Figure contents as structured data

[Start]

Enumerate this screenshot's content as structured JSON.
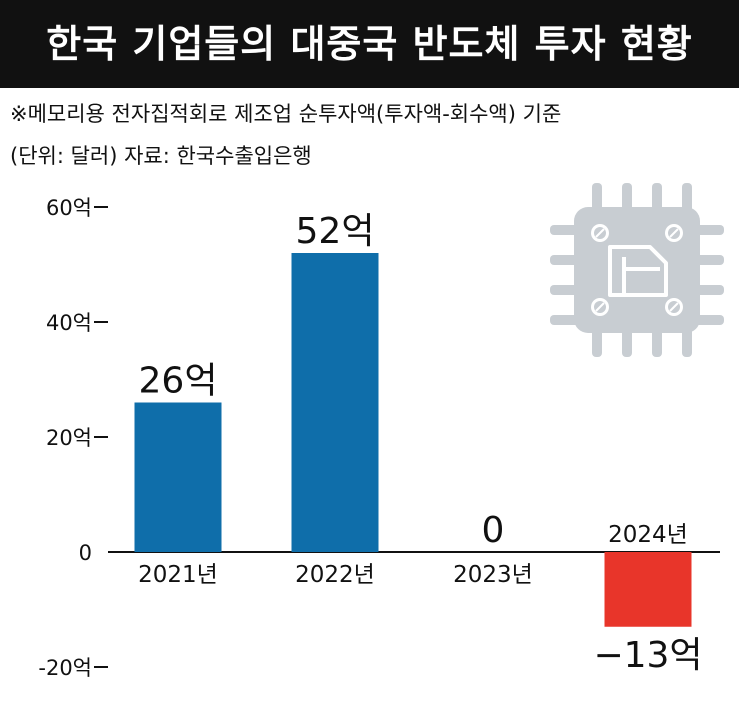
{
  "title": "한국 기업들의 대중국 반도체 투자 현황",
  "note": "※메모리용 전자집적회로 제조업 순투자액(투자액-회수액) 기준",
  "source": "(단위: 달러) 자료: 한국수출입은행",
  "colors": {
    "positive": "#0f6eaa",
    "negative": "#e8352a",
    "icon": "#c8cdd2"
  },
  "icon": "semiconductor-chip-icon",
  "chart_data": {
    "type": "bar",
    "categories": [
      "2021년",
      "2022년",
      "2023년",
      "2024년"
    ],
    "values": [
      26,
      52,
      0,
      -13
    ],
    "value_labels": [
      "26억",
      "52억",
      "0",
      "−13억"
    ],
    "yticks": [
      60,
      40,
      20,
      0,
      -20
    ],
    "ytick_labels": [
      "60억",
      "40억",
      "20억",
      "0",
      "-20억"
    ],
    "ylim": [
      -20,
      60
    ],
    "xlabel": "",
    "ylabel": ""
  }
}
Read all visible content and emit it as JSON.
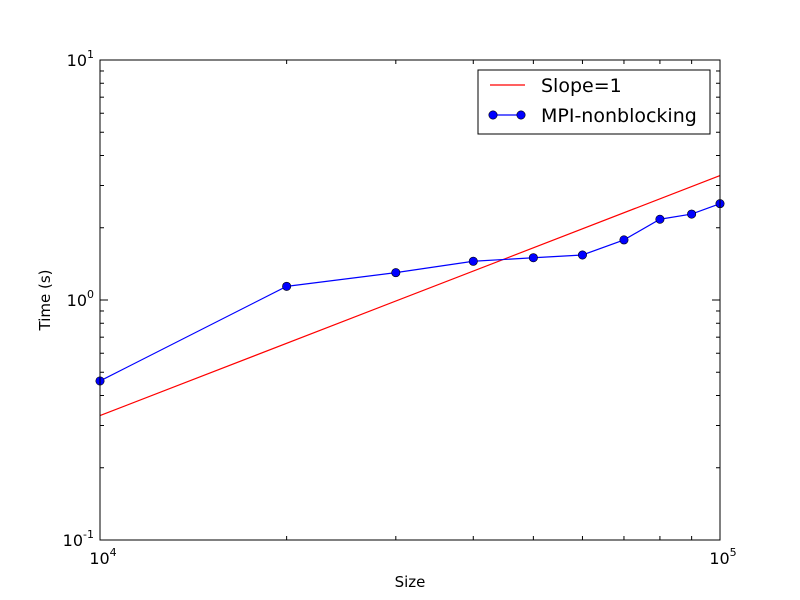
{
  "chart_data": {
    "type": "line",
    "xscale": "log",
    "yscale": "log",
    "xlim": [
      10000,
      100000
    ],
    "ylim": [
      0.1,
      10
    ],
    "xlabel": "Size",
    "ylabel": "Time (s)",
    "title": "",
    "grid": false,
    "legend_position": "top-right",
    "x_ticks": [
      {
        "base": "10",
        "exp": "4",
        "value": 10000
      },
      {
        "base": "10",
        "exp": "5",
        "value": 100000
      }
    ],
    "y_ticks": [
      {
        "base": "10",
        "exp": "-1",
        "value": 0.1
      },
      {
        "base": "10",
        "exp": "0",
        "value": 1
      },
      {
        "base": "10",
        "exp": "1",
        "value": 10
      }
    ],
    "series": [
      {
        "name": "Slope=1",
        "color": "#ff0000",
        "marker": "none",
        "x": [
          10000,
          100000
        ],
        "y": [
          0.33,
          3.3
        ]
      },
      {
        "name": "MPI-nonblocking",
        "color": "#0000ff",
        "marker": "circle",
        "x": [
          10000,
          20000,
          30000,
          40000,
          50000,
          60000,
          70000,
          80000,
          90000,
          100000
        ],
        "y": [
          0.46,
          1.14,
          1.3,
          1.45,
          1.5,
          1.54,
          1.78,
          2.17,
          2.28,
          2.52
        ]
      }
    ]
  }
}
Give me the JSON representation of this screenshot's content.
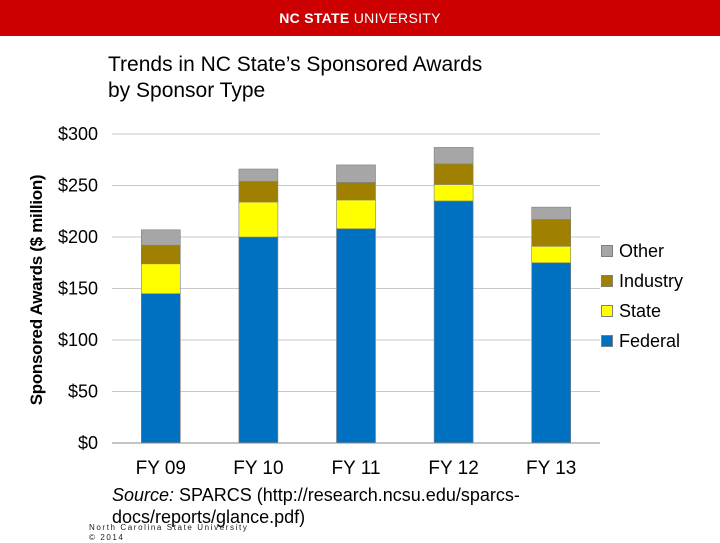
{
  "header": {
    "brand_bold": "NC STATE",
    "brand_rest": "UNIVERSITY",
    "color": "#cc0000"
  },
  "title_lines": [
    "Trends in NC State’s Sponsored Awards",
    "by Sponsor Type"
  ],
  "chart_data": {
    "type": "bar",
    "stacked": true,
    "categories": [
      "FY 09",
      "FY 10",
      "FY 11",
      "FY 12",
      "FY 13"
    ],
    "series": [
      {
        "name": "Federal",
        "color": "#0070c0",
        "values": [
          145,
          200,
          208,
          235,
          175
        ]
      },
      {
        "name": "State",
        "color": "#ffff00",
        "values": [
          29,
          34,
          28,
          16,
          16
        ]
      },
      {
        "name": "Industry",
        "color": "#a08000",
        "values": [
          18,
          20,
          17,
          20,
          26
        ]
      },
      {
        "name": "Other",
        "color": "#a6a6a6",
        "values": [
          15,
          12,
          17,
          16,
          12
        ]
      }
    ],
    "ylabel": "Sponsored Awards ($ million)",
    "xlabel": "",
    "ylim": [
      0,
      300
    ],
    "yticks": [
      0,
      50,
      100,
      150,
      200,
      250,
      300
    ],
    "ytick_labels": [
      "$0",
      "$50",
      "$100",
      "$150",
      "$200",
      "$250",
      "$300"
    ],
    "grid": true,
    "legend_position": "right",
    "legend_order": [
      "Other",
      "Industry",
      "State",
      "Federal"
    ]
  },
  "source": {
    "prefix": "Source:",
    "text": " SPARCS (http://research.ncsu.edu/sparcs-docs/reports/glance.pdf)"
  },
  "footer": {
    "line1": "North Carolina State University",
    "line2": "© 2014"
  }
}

[End]

■ Set task
Could you reproduce every record above exactly, leaving out the pictures?

■ Finished task
Enumerate this screenshot's content as structured JSON.
{
  "title": "한국 기업들의 대중국 반도체 투자 현황",
  "note": "※메모리용 전자집적회로 제조업 순투자액(투자액-회수액) 기준",
  "source": "(단위: 달러) 자료: 한국수출입은행",
  "colors": {
    "positive": "#0f6eaa",
    "negative": "#e8352a",
    "icon": "#c8cdd2"
  },
  "icon": "semiconductor-chip-icon",
  "chart_data": {
    "type": "bar",
    "categories": [
      "2021년",
      "2022년",
      "2023년",
      "2024년"
    ],
    "values": [
      26,
      52,
      0,
      -13
    ],
    "value_labels": [
      "26억",
      "52억",
      "0",
      "−13억"
    ],
    "yticks": [
      60,
      40,
      20,
      0,
      -20
    ],
    "ytick_labels": [
      "60억",
      "40억",
      "20억",
      "0",
      "-20억"
    ],
    "ylim": [
      -20,
      60
    ],
    "xlabel": "",
    "ylabel": ""
  }
}
Read all visible content and emit it as JSON.
{
  "chart_data": {
    "type": "line",
    "xscale": "log",
    "yscale": "log",
    "xlim": [
      10000,
      100000
    ],
    "ylim": [
      0.1,
      10
    ],
    "xlabel": "Size",
    "ylabel": "Time (s)",
    "title": "",
    "grid": false,
    "legend_position": "top-right",
    "x_ticks": [
      {
        "base": "10",
        "exp": "4",
        "value": 10000
      },
      {
        "base": "10",
        "exp": "5",
        "value": 100000
      }
    ],
    "y_ticks": [
      {
        "base": "10",
        "exp": "-1",
        "value": 0.1
      },
      {
        "base": "10",
        "exp": "0",
        "value": 1
      },
      {
        "base": "10",
        "exp": "1",
        "value": 10
      }
    ],
    "series": [
      {
        "name": "Slope=1",
        "color": "#ff0000",
        "marker": "none",
        "x": [
          10000,
          100000
        ],
        "y": [
          0.33,
          3.3
        ]
      },
      {
        "name": "MPI-nonblocking",
        "color": "#0000ff",
        "marker": "circle",
        "x": [
          10000,
          20000,
          30000,
          40000,
          50000,
          60000,
          70000,
          80000,
          90000,
          100000
        ],
        "y": [
          0.46,
          1.14,
          1.3,
          1.45,
          1.5,
          1.54,
          1.78,
          2.17,
          2.28,
          2.52
        ]
      }
    ]
  }
}
Give me the JSON representation of this screenshot's content.
{
  "header": {
    "brand_bold": "NC STATE",
    "brand_rest": "UNIVERSITY",
    "color": "#cc0000"
  },
  "title_lines": [
    "Trends in NC State’s Sponsored Awards",
    "by Sponsor Type"
  ],
  "chart_data": {
    "type": "bar",
    "stacked": true,
    "categories": [
      "FY 09",
      "FY 10",
      "FY 11",
      "FY 12",
      "FY 13"
    ],
    "series": [
      {
        "name": "Federal",
        "color": "#0070c0",
        "values": [
          145,
          200,
          208,
          235,
          175
        ]
      },
      {
        "name": "State",
        "color": "#ffff00",
        "values": [
          29,
          34,
          28,
          16,
          16
        ]
      },
      {
        "name": "Industry",
        "color": "#a08000",
        "values": [
          18,
          20,
          17,
          20,
          26
        ]
      },
      {
        "name": "Other",
        "color": "#a6a6a6",
        "values": [
          15,
          12,
          17,
          16,
          12
        ]
      }
    ],
    "ylabel": "Sponsored Awards ($ million)",
    "xlabel": "",
    "ylim": [
      0,
      300
    ],
    "yticks": [
      0,
      50,
      100,
      150,
      200,
      250,
      300
    ],
    "ytick_labels": [
      "$0",
      "$50",
      "$100",
      "$150",
      "$200",
      "$250",
      "$300"
    ],
    "grid": true,
    "legend_position": "right",
    "legend_order": [
      "Other",
      "Industry",
      "State",
      "Federal"
    ]
  },
  "source": {
    "prefix": "Source:",
    "text": " SPARCS (http://research.ncsu.edu/sparcs-docs/reports/glance.pdf)"
  },
  "footer": {
    "line1": "North Carolina State University",
    "line2": "© 2014"
  }
}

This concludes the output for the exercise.